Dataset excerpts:

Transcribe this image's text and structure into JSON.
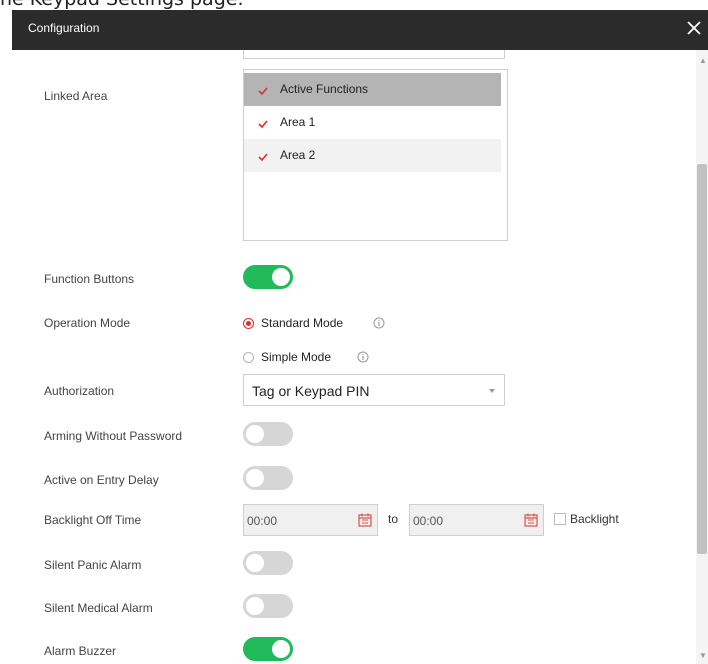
{
  "caption": "he Keypad Settings page.",
  "dialog": {
    "title": "Configuration"
  },
  "linked_area": {
    "label": "Linked Area",
    "items": [
      {
        "label": "Active Functions",
        "checked": true
      },
      {
        "label": "Area 1",
        "checked": true
      },
      {
        "label": "Area 2",
        "checked": true
      }
    ]
  },
  "function_buttons": {
    "label": "Function Buttons",
    "enabled": true
  },
  "operation_mode": {
    "label": "Operation Mode",
    "options": [
      {
        "label": "Standard Mode",
        "selected": true
      },
      {
        "label": "Simple Mode",
        "selected": false
      }
    ]
  },
  "authorization": {
    "label": "Authorization",
    "value": "Tag or Keypad PIN"
  },
  "arming_without_password": {
    "label": "Arming Without Password",
    "enabled": false
  },
  "active_on_entry_delay": {
    "label": "Active on Entry Delay",
    "enabled": false
  },
  "backlight_off_time": {
    "label": "Backlight Off Time",
    "start": "00:00",
    "to_label": "to",
    "end": "00:00",
    "backlight_label": "Backlight",
    "backlight_checked": false
  },
  "silent_panic_alarm": {
    "label": "Silent Panic Alarm",
    "enabled": false
  },
  "silent_medical_alarm": {
    "label": "Silent Medical Alarm",
    "enabled": false
  },
  "alarm_buzzer": {
    "label": "Alarm Buzzer",
    "enabled": true
  },
  "colors": {
    "titlebar": "#2b2b2b",
    "toggle_on": "#21ba5a",
    "toggle_off": "#d6d6d6",
    "check_accent": "#e02b2b",
    "selected_row": "#b4b4b4"
  },
  "icons": {
    "close": "close-icon",
    "check": "checkmark-icon",
    "info": "info-icon",
    "calendar": "calendar-icon",
    "dropdown": "chevron-down-icon"
  }
}
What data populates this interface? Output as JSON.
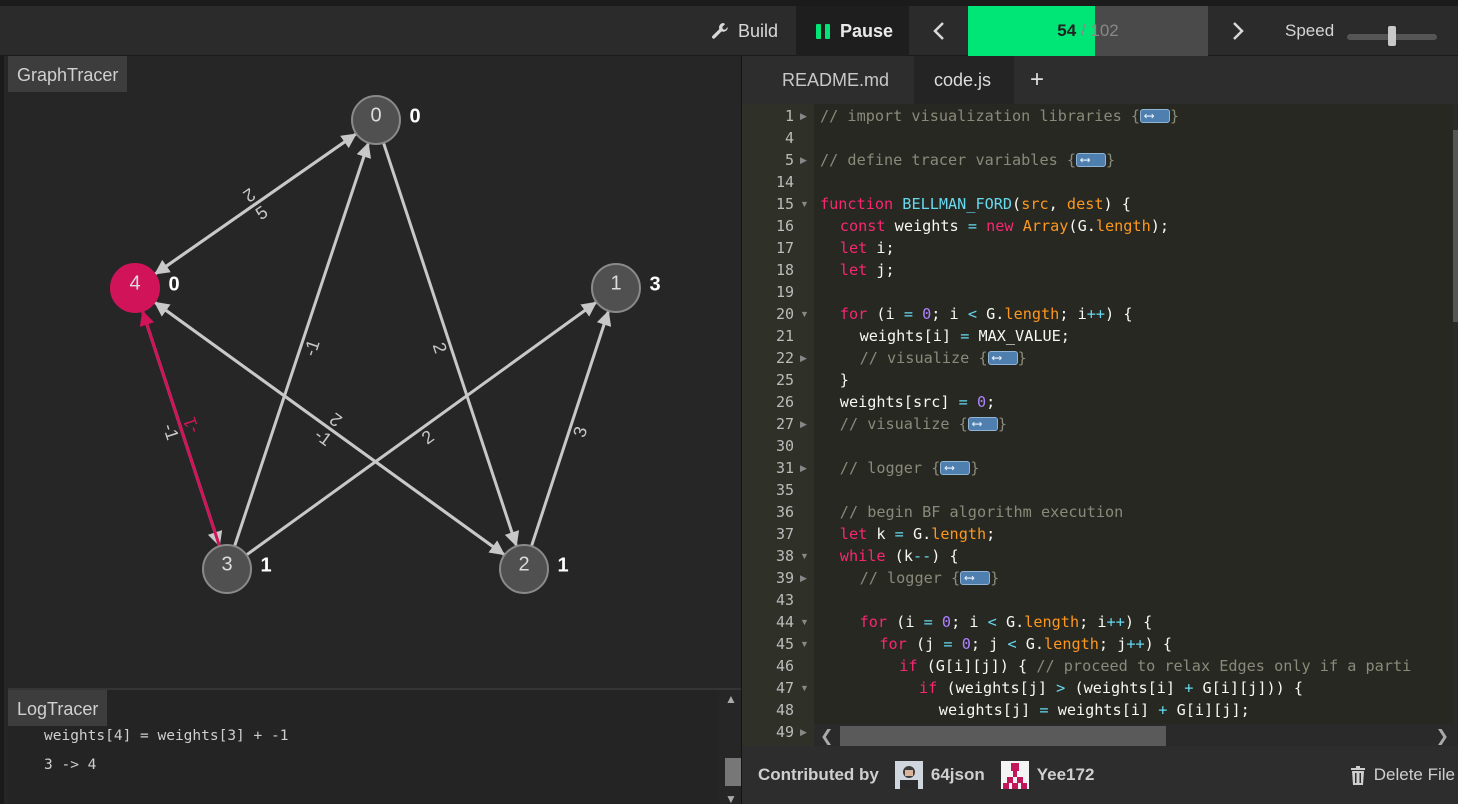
{
  "toolbar": {
    "build_label": "Build",
    "pause_label": "Pause",
    "progress_current": "54",
    "progress_sep": " / ",
    "progress_total": "102",
    "progress_fraction": 0.53,
    "speed_label": "Speed",
    "speed_value": 0.5,
    "icons": [
      "wrench-icon",
      "pause-icon",
      "chevron-left-icon",
      "chevron-right-icon"
    ]
  },
  "graph_tracer": {
    "title": "GraphTracer",
    "nodes": [
      {
        "id": "0",
        "weight": "0"
      },
      {
        "id": "1",
        "weight": "3"
      },
      {
        "id": "2",
        "weight": "1"
      },
      {
        "id": "3",
        "weight": "1"
      },
      {
        "id": "4",
        "weight": "0",
        "selected": true
      }
    ],
    "edges": [
      {
        "from": "0",
        "to": "4",
        "weight": "2"
      },
      {
        "from": "4",
        "to": "0",
        "weight": "5"
      },
      {
        "from": "0",
        "to": "2",
        "weight": "2"
      },
      {
        "from": "3",
        "to": "0",
        "weight": "-1"
      },
      {
        "from": "3",
        "to": "1",
        "weight": "2"
      },
      {
        "from": "2",
        "to": "1",
        "weight": "3"
      },
      {
        "from": "4",
        "to": "2",
        "weight": "-1"
      },
      {
        "from": "2",
        "to": "4",
        "weight": "2"
      },
      {
        "from": "4",
        "to": "3",
        "weight": "-1"
      },
      {
        "from": "3",
        "to": "4",
        "weight": "-1",
        "highlighted": true
      }
    ],
    "colors": {
      "node": "#505050",
      "selected": "#d1145a",
      "edge": "#c8c8c8",
      "highlight_edge": "#d1145a"
    }
  },
  "log_tracer": {
    "title": "LogTracer",
    "lines": [
      "weights[4] = weights[3] + -1",
      "3 -> 4"
    ]
  },
  "editor": {
    "tabs": [
      "README.md",
      "code.js"
    ],
    "active_tab": "code.js",
    "add_tab": "+",
    "lines": [
      {
        "n": "1",
        "fold": "right",
        "indent": 0,
        "tokens": [
          [
            "c-com",
            "// import visualization libraries {"
          ],
          [
            "w",
            ""
          ],
          [
            "c-com",
            "}"
          ]
        ]
      },
      {
        "n": "4",
        "indent": 0,
        "tokens": []
      },
      {
        "n": "5",
        "fold": "right",
        "indent": 0,
        "tokens": [
          [
            "c-com",
            "// define tracer variables {"
          ],
          [
            "w",
            ""
          ],
          [
            "c-com",
            "}"
          ]
        ]
      },
      {
        "n": "14",
        "indent": 0,
        "tokens": []
      },
      {
        "n": "15",
        "fold": "down",
        "indent": 0,
        "tokens": [
          [
            "c-kw",
            "function "
          ],
          [
            "c-fn",
            "BELLMAN_FORD"
          ],
          [
            "",
            "("
          ],
          [
            "c-par",
            "src"
          ],
          [
            "",
            ", "
          ],
          [
            "c-par",
            "dest"
          ],
          [
            "",
            ") {"
          ]
        ]
      },
      {
        "n": "16",
        "indent": 1,
        "tokens": [
          [
            "c-kw",
            "const "
          ],
          [
            "",
            "weights "
          ],
          [
            "c-op",
            "= "
          ],
          [
            "c-kw",
            "new "
          ],
          [
            "c-prop",
            "Array"
          ],
          [
            "",
            "(G."
          ],
          [
            "c-prop",
            "length"
          ],
          [
            "",
            ");"
          ]
        ]
      },
      {
        "n": "17",
        "indent": 1,
        "tokens": [
          [
            "c-kw",
            "let "
          ],
          [
            "",
            "i;"
          ]
        ]
      },
      {
        "n": "18",
        "indent": 1,
        "tokens": [
          [
            "c-kw",
            "let "
          ],
          [
            "",
            "j;"
          ]
        ]
      },
      {
        "n": "19",
        "indent": 0,
        "tokens": []
      },
      {
        "n": "20",
        "fold": "down",
        "indent": 1,
        "tokens": [
          [
            "c-kw",
            "for "
          ],
          [
            "",
            "(i "
          ],
          [
            "c-op",
            "= "
          ],
          [
            "c-num",
            "0"
          ],
          [
            "",
            "; i "
          ],
          [
            "c-op",
            "< "
          ],
          [
            "",
            "G."
          ],
          [
            "c-prop",
            "length"
          ],
          [
            "",
            "; i"
          ],
          [
            "c-op",
            "++"
          ],
          [
            "",
            ") {"
          ]
        ]
      },
      {
        "n": "21",
        "indent": 2,
        "tokens": [
          [
            "",
            "weights[i] "
          ],
          [
            "c-op",
            "= "
          ],
          [
            "",
            "MAX_VALUE;"
          ]
        ]
      },
      {
        "n": "22",
        "fold": "right",
        "indent": 2,
        "tokens": [
          [
            "c-com",
            "// visualize {"
          ],
          [
            "w",
            ""
          ],
          [
            "c-com",
            "}"
          ]
        ]
      },
      {
        "n": "25",
        "indent": 1,
        "tokens": [
          [
            "",
            "}"
          ]
        ]
      },
      {
        "n": "26",
        "indent": 1,
        "tokens": [
          [
            "",
            "weights[src] "
          ],
          [
            "c-op",
            "= "
          ],
          [
            "c-num",
            "0"
          ],
          [
            "",
            ";"
          ]
        ]
      },
      {
        "n": "27",
        "fold": "right",
        "indent": 1,
        "tokens": [
          [
            "c-com",
            "// visualize {"
          ],
          [
            "w",
            ""
          ],
          [
            "c-com",
            "}"
          ]
        ]
      },
      {
        "n": "30",
        "indent": 0,
        "tokens": []
      },
      {
        "n": "31",
        "fold": "right",
        "indent": 1,
        "tokens": [
          [
            "c-com",
            "// logger {"
          ],
          [
            "w",
            ""
          ],
          [
            "c-com",
            "}"
          ]
        ]
      },
      {
        "n": "35",
        "indent": 0,
        "tokens": []
      },
      {
        "n": "36",
        "indent": 1,
        "tokens": [
          [
            "c-com",
            "// begin BF algorithm execution"
          ]
        ]
      },
      {
        "n": "37",
        "indent": 1,
        "tokens": [
          [
            "c-kw",
            "let "
          ],
          [
            "",
            "k "
          ],
          [
            "c-op",
            "= "
          ],
          [
            "",
            "G."
          ],
          [
            "c-prop",
            "length"
          ],
          [
            "",
            ";"
          ]
        ]
      },
      {
        "n": "38",
        "fold": "down",
        "indent": 1,
        "tokens": [
          [
            "c-kw",
            "while "
          ],
          [
            "",
            "(k"
          ],
          [
            "c-op",
            "--"
          ],
          [
            "",
            ") {"
          ]
        ]
      },
      {
        "n": "39",
        "fold": "right",
        "indent": 2,
        "tokens": [
          [
            "c-com",
            "// logger {"
          ],
          [
            "w",
            ""
          ],
          [
            "c-com",
            "}"
          ]
        ]
      },
      {
        "n": "43",
        "indent": 0,
        "tokens": []
      },
      {
        "n": "44",
        "fold": "down",
        "indent": 2,
        "tokens": [
          [
            "c-kw",
            "for "
          ],
          [
            "",
            "(i "
          ],
          [
            "c-op",
            "= "
          ],
          [
            "c-num",
            "0"
          ],
          [
            "",
            "; i "
          ],
          [
            "c-op",
            "< "
          ],
          [
            "",
            "G."
          ],
          [
            "c-prop",
            "length"
          ],
          [
            "",
            "; i"
          ],
          [
            "c-op",
            "++"
          ],
          [
            "",
            ") {"
          ]
        ]
      },
      {
        "n": "45",
        "fold": "down",
        "indent": 3,
        "tokens": [
          [
            "c-kw",
            "for "
          ],
          [
            "",
            "(j "
          ],
          [
            "c-op",
            "= "
          ],
          [
            "c-num",
            "0"
          ],
          [
            "",
            "; j "
          ],
          [
            "c-op",
            "< "
          ],
          [
            "",
            "G."
          ],
          [
            "c-prop",
            "length"
          ],
          [
            "",
            "; j"
          ],
          [
            "c-op",
            "++"
          ],
          [
            "",
            ") {"
          ]
        ]
      },
      {
        "n": "46",
        "indent": 4,
        "tokens": [
          [
            "c-kw",
            "if "
          ],
          [
            "",
            "(G[i][j]) { "
          ],
          [
            "c-com",
            "// proceed to relax Edges only if a parti"
          ]
        ]
      },
      {
        "n": "47",
        "fold": "down",
        "indent": 5,
        "tokens": [
          [
            "c-kw",
            "if "
          ],
          [
            "",
            "(weights[j] "
          ],
          [
            "c-op",
            "> "
          ],
          [
            "",
            "(weights[i] "
          ],
          [
            "c-op",
            "+ "
          ],
          [
            "",
            "G[i][j])) {"
          ]
        ]
      },
      {
        "n": "48",
        "indent": 6,
        "tokens": [
          [
            "",
            "weights[j] "
          ],
          [
            "c-op",
            "= "
          ],
          [
            "",
            "weights[i] "
          ],
          [
            "c-op",
            "+ "
          ],
          [
            "",
            "G[i][j];"
          ]
        ]
      },
      {
        "n": "49",
        "fold": "right",
        "indent": 6,
        "tokens": []
      }
    ]
  },
  "footer": {
    "contributed_by": "Contributed by",
    "contributors": [
      "64json",
      "Yee172"
    ],
    "delete_label": "Delete File"
  }
}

Written task: Look above for lines with the word "weights" and copy them all.

Task answer:
      "weights[4] = weights[3] + -1",
            "weights "
            "weights[i] "
            "weights[src] "
            "(weights[j] "
            "(weights[i] "
            "weights[j] "
            "weights[i] "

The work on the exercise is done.